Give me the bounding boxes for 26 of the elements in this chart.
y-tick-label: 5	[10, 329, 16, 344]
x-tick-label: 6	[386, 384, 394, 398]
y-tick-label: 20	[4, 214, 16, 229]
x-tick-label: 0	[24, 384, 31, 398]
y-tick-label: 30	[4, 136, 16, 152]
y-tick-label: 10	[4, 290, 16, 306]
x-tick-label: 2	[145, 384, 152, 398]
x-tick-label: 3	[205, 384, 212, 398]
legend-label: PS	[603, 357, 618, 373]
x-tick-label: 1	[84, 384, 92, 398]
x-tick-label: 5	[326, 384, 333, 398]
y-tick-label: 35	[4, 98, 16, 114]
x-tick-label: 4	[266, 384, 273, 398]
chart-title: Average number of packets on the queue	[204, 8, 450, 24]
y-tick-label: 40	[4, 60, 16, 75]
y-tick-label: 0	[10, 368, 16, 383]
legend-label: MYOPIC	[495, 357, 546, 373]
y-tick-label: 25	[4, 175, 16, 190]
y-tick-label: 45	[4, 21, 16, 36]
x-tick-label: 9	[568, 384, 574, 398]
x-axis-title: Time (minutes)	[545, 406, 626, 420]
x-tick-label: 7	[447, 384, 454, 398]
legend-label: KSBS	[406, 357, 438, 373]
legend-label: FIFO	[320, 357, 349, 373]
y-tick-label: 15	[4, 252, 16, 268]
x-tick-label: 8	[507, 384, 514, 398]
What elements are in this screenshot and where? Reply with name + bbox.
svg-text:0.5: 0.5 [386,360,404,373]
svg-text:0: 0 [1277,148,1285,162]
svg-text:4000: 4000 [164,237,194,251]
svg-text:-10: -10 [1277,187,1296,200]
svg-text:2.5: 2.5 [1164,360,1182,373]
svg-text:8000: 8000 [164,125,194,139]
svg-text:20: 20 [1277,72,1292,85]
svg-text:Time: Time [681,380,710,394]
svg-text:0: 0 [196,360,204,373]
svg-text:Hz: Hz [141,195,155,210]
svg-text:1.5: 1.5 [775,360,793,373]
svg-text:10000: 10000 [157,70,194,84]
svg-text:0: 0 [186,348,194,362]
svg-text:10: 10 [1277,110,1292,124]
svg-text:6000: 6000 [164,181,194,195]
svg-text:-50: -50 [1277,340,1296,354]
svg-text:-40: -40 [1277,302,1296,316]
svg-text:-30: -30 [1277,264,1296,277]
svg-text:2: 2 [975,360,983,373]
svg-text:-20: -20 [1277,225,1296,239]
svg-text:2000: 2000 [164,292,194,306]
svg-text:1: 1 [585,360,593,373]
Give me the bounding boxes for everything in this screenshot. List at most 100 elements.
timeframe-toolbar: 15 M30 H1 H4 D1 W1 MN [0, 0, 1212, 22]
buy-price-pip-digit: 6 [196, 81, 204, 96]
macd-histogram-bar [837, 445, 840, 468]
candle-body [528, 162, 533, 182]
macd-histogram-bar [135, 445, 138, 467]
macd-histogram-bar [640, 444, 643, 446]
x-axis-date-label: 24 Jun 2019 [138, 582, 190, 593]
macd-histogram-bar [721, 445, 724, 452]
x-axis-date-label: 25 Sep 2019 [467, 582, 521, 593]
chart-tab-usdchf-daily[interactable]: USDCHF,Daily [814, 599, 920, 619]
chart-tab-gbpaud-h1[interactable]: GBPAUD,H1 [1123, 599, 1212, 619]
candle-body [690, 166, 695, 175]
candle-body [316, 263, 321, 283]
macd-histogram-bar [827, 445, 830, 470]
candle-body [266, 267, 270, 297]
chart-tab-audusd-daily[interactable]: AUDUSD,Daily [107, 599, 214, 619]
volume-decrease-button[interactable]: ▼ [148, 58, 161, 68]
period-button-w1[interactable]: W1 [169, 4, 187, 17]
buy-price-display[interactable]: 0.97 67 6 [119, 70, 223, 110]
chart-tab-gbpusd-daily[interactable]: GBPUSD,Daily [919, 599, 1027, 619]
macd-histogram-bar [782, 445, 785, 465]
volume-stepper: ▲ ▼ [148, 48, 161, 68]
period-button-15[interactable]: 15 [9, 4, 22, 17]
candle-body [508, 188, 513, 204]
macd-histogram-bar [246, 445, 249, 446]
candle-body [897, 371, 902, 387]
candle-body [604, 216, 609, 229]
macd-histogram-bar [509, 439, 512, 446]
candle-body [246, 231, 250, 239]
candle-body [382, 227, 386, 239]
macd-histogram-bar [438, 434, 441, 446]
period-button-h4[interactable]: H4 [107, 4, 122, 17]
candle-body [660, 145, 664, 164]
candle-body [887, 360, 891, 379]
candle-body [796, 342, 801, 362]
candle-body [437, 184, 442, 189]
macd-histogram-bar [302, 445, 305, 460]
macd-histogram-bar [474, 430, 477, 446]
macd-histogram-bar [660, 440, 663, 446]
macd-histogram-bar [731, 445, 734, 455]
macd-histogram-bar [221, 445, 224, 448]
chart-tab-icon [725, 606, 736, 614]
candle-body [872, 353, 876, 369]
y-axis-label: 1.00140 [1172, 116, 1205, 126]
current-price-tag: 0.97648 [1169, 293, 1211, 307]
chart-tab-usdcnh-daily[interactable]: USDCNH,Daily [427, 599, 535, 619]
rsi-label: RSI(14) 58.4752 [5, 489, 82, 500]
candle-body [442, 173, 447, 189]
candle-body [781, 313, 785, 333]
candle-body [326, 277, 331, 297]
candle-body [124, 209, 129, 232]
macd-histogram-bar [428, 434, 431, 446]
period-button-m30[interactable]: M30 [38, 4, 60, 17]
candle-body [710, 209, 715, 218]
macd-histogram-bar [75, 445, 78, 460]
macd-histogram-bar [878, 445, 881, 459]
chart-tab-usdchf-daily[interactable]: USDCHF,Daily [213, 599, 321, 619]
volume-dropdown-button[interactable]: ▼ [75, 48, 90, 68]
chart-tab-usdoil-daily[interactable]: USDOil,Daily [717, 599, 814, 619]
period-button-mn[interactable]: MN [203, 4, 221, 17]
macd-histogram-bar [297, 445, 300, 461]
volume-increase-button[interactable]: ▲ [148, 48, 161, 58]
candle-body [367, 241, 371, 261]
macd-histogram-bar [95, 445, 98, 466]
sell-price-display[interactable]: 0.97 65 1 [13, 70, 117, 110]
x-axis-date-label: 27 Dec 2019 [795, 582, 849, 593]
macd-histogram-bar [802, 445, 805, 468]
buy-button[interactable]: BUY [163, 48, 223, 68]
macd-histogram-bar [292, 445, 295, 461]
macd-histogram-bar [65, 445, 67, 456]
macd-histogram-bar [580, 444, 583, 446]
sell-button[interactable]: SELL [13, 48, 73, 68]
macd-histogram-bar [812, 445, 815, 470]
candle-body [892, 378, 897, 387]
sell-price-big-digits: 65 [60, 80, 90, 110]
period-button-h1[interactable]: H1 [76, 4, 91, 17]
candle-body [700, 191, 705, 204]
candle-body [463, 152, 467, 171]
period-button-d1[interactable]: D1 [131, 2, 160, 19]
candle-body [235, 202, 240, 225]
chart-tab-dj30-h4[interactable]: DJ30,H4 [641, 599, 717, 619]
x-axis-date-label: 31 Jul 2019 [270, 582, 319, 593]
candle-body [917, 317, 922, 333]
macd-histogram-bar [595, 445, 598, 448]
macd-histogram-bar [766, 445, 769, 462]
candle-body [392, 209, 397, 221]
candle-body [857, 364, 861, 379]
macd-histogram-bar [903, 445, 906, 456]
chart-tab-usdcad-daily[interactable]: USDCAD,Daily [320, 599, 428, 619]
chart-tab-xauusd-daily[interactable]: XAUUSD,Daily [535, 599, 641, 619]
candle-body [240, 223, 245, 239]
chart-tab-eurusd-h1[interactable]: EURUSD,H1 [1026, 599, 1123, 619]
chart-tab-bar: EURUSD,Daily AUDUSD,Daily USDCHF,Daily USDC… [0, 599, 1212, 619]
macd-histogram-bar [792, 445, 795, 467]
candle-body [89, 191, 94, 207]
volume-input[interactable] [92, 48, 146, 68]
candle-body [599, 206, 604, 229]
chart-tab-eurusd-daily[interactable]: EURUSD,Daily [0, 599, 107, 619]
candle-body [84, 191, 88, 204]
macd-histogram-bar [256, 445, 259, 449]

========

**Problem statement**
Please return the data exactly as it appears, from its first line up to and including the line that contains "98, 16, 114]".

**The output**
Give me the bounding boxes for 26 of the elements in this chart.
y-tick-label: 5	[10, 329, 16, 344]
x-tick-label: 6	[386, 384, 394, 398]
y-tick-label: 20	[4, 214, 16, 229]
x-tick-label: 0	[24, 384, 31, 398]
y-tick-label: 30	[4, 136, 16, 152]
y-tick-label: 10	[4, 290, 16, 306]
x-tick-label: 2	[145, 384, 152, 398]
x-tick-label: 3	[205, 384, 212, 398]
legend-label: PS	[603, 357, 618, 373]
x-tick-label: 1	[84, 384, 92, 398]
x-tick-label: 5	[326, 384, 333, 398]
y-tick-label: 35	[4, 98, 16, 114]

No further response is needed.